## begin Data supplied

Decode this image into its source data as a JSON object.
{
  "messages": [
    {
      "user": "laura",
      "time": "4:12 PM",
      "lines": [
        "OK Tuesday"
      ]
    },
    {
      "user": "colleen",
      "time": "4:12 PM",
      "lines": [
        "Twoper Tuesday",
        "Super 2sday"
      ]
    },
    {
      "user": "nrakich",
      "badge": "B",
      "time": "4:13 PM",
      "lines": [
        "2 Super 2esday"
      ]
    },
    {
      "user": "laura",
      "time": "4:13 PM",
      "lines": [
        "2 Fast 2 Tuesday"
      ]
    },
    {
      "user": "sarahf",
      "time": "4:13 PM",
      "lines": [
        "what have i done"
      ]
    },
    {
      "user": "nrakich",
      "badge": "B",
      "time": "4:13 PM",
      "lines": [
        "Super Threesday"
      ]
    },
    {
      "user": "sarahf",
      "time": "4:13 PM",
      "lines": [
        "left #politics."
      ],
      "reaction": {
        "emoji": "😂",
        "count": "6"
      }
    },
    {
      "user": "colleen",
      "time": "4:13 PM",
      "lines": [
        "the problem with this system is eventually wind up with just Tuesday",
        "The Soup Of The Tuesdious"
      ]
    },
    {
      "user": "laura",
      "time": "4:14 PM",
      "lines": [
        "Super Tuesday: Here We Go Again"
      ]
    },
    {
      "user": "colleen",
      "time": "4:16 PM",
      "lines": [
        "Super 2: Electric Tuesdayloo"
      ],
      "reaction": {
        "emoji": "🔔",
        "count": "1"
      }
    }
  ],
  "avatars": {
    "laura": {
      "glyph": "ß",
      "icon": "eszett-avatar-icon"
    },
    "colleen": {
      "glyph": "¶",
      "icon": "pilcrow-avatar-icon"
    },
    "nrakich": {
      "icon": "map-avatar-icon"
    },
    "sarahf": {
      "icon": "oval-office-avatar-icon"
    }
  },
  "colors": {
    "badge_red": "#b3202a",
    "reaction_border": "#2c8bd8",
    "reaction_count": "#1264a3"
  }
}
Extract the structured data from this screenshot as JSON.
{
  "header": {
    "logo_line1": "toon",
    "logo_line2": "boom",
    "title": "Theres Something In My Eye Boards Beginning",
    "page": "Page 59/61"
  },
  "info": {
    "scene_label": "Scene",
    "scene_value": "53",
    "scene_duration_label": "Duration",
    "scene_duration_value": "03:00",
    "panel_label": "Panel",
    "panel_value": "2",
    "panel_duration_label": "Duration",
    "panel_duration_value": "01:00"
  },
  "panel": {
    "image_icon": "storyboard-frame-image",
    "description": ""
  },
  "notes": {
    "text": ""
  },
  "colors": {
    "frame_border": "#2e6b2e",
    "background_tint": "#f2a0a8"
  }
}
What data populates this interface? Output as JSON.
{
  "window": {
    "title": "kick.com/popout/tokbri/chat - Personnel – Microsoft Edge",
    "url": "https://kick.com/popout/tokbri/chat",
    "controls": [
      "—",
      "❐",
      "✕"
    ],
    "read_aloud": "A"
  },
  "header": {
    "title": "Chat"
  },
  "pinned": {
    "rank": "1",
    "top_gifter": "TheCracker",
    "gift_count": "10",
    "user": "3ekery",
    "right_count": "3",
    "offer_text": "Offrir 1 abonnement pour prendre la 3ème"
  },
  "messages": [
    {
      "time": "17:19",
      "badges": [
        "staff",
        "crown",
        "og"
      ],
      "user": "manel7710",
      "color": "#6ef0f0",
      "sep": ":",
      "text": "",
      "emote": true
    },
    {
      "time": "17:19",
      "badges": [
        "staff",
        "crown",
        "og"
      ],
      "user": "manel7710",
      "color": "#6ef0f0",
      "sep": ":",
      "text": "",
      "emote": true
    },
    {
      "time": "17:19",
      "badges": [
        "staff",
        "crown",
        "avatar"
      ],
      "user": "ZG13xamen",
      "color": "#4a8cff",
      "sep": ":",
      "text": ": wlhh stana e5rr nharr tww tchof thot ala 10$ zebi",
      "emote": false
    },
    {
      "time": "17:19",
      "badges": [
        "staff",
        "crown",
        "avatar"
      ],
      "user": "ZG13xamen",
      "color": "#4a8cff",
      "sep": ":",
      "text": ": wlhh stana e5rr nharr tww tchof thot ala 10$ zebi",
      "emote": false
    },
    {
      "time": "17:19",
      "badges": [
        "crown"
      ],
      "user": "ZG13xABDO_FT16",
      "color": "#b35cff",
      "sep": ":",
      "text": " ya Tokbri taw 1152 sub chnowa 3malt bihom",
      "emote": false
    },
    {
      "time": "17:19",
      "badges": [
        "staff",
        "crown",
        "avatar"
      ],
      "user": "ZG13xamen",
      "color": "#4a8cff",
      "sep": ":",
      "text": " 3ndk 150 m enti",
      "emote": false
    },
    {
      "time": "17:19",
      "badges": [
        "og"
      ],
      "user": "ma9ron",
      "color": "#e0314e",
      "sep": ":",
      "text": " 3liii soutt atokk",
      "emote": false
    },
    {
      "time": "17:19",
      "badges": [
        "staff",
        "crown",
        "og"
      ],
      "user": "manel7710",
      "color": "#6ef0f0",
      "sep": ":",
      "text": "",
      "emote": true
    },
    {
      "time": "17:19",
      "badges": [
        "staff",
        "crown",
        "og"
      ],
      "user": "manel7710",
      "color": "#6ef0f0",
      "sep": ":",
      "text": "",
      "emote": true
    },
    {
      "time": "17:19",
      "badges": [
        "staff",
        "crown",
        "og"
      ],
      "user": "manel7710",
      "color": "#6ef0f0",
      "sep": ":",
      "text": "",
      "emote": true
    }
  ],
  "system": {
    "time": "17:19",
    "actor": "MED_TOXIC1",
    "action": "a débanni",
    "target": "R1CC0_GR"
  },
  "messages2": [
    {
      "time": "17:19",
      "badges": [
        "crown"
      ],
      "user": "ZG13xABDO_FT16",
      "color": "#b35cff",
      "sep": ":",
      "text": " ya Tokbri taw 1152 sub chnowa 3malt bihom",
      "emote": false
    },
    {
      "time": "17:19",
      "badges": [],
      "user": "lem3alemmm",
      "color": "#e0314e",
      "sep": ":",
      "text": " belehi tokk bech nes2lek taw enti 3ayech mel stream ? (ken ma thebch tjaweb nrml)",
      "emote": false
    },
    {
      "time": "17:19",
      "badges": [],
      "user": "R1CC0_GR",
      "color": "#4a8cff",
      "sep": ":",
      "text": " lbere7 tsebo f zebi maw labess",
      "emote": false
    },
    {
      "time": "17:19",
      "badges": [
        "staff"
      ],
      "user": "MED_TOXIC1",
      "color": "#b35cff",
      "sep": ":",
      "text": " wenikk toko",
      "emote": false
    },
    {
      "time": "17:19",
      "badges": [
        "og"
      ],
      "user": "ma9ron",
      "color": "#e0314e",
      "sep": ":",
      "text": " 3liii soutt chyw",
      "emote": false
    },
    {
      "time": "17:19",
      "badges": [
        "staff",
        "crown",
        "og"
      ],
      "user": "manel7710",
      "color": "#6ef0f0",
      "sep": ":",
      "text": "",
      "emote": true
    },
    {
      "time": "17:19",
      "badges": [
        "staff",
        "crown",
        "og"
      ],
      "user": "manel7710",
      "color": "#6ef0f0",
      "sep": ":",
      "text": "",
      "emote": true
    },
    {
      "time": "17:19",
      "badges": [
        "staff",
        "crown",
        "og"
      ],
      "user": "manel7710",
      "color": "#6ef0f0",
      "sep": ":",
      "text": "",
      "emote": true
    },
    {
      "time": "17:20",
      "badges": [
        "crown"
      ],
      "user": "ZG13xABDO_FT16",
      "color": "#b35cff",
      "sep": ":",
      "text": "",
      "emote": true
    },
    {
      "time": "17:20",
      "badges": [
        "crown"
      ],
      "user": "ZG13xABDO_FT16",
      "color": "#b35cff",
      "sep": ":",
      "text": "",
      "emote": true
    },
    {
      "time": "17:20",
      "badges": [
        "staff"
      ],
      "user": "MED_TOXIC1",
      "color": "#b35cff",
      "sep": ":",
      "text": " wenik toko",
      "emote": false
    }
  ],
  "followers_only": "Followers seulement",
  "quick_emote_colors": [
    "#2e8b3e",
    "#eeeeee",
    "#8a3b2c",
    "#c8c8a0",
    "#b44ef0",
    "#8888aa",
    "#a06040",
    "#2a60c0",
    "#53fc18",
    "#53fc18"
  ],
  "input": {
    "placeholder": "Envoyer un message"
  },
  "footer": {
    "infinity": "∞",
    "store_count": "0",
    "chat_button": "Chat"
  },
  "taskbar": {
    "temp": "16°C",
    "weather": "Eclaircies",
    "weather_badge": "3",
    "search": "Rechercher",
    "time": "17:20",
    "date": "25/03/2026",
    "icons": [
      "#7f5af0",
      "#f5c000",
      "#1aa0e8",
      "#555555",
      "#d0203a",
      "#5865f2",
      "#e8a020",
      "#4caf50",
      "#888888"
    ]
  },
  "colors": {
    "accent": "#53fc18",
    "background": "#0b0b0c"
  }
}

## end Data supplied

What needs to be done: Pull out every line containing "soutt".

Reply to the task:
      "text": " 3liii soutt atokk",
      "text": " 3liii soutt chyw",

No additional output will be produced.